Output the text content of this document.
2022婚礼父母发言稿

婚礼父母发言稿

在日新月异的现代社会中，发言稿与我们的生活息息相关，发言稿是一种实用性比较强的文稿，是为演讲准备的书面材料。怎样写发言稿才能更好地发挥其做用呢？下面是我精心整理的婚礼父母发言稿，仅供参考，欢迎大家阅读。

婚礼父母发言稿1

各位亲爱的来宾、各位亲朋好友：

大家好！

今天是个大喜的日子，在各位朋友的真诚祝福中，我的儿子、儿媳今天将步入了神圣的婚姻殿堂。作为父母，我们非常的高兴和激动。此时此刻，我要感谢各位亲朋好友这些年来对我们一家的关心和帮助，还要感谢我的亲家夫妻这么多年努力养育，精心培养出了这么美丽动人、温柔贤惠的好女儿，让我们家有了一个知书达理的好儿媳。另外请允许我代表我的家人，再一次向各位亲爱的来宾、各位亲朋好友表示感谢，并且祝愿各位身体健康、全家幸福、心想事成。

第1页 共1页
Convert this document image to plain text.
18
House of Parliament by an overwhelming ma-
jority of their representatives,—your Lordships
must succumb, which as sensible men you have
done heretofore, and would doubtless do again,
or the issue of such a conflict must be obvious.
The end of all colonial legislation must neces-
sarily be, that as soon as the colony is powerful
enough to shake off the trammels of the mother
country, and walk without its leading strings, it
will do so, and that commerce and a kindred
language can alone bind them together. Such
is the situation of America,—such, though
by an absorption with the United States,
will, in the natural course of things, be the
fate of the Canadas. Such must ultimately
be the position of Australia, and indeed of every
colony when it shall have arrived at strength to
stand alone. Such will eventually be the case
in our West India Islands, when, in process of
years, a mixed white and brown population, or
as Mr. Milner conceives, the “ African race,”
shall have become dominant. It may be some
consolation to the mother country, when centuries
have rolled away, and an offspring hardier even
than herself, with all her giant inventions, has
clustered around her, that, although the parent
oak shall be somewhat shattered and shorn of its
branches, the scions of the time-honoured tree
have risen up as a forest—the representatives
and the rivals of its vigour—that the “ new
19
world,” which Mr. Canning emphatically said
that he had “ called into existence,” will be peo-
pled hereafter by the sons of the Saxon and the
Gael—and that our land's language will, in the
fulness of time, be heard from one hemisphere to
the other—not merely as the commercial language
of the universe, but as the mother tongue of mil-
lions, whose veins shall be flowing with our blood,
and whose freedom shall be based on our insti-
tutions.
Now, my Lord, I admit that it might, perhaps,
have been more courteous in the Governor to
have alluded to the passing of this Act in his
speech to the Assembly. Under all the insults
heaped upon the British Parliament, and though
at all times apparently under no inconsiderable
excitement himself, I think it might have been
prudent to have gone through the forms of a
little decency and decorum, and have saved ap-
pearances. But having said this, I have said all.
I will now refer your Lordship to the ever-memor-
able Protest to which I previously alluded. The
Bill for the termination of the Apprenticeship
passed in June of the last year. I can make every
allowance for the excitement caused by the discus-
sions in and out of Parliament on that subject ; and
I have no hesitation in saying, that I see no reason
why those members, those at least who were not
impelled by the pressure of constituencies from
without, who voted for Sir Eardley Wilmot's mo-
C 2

# # #

TASK PROMPT
Repeat the material above in full, quoting it exactly.

OUTPUT FOR THIS EXERCISE
Output the text content of this document.
2022婚礼父母发言稿

婚礼父母发言稿

在日新月异的现代社会中，发言稿与我们的生活息息相关，发言稿是一种实用性比较强的文稿，是为演讲准备的书面材料。怎样写发言稿才能更好地发挥其做用呢？下面是我精心整理的婚礼父母发言稿，仅供参考，欢迎大家阅读。

婚礼父母发言稿1

各位亲爱的来宾、各位亲朋好友：

大家好！

今天是个大喜的日子，在各位朋友的真诚祝福中，我的儿子、儿媳今天将步入了神圣的婚姻殿堂。作为父母，我们非常的高兴和激动。此时此刻，我要感谢各位亲朋好友这些年来对我们一家的关心和帮助，还要感谢我的亲家夫妻这么多年努力养育，精心培养出了这么美丽动人、温柔贤惠的好女儿，让我们家有了一个知书达理的好儿媳。另外请允许我代表我的家人，再一次向各位亲爱的来宾、各位亲朋好友表示感谢，并且祝愿各位身体健康、全家幸福、心想事成。

第1页 共1页
Convert this document image to plain text.
18
House of Parliament by an overwhelming ma-
jority of their representatives,—your Lordships
must succumb, which as sensible men you have
done heretofore, and would doubtless do again,
or the issue of such a conflict must be obvious.
The end of all colonial legislation must neces-
sarily be, that as soon as the colony is powerful
enough to shake off the trammels of the mother
country, and walk without its leading strings, it
will do so, and that commerce and a kindred
language can alone bind them together. Such
is the situation of America,—such, though
by an absorption with the United States,
will, in the natural course of things, be the
fate of the Canadas. Such must ultimately
be the position of Australia, and indeed of every
colony when it shall have arrived at strength to
stand alone. Such will eventually be the case
in our West India Islands, when, in process of
years, a mixed white and brown population, or
as Mr. Milner conceives, the “ African race,”
shall have become dominant. It may be some
consolation to the mother country, when centuries
have rolled away, and an offspring hardier even
than herself, with all her giant inventions, has
clustered around her, that, although the parent
oak shall be somewhat shattered and shorn of its
branches, the scions of the time-honoured tree
have risen up as a forest—the representatives
and the rivals of its vigour—that the “ new
19
world,” which Mr. Canning emphatically said
that he had “ called into existence,” will be peo-
pled hereafter by the sons of the Saxon and the
Gael—and that our land's language will, in the
fulness of time, be heard from one hemisphere to
the other—not merely as the commercial language
of the universe, but as the mother tongue of mil-
lions, whose veins shall be flowing with our blood,
and whose freedom shall be based on our insti-
tutions.
Now, my Lord, I admit that it might, perhaps,
have been more courteous in the Governor to
have alluded to the passing of this Act in his
speech to the Assembly. Under all the insults
heaped upon the British Parliament, and though
at all times apparently under no inconsiderable
excitement himself, I think it might have been
prudent to have gone through the forms of a
little decency and decorum, and have saved ap-
pearances. But having said this, I have said all.
I will now refer your Lordship to the ever-memor-
able Protest to which I previously alluded. The
Bill for the termination of the Apprenticeship
passed in June of the last year. I can make every
allowance for the excitement caused by the discus-
sions in and out of Parliament on that subject ; and
I have no hesitation in saying, that I see no reason
why those members, those at least who were not
impelled by the pressure of constituencies from
without, who voted for Sir Eardley Wilmot's mo-
C 2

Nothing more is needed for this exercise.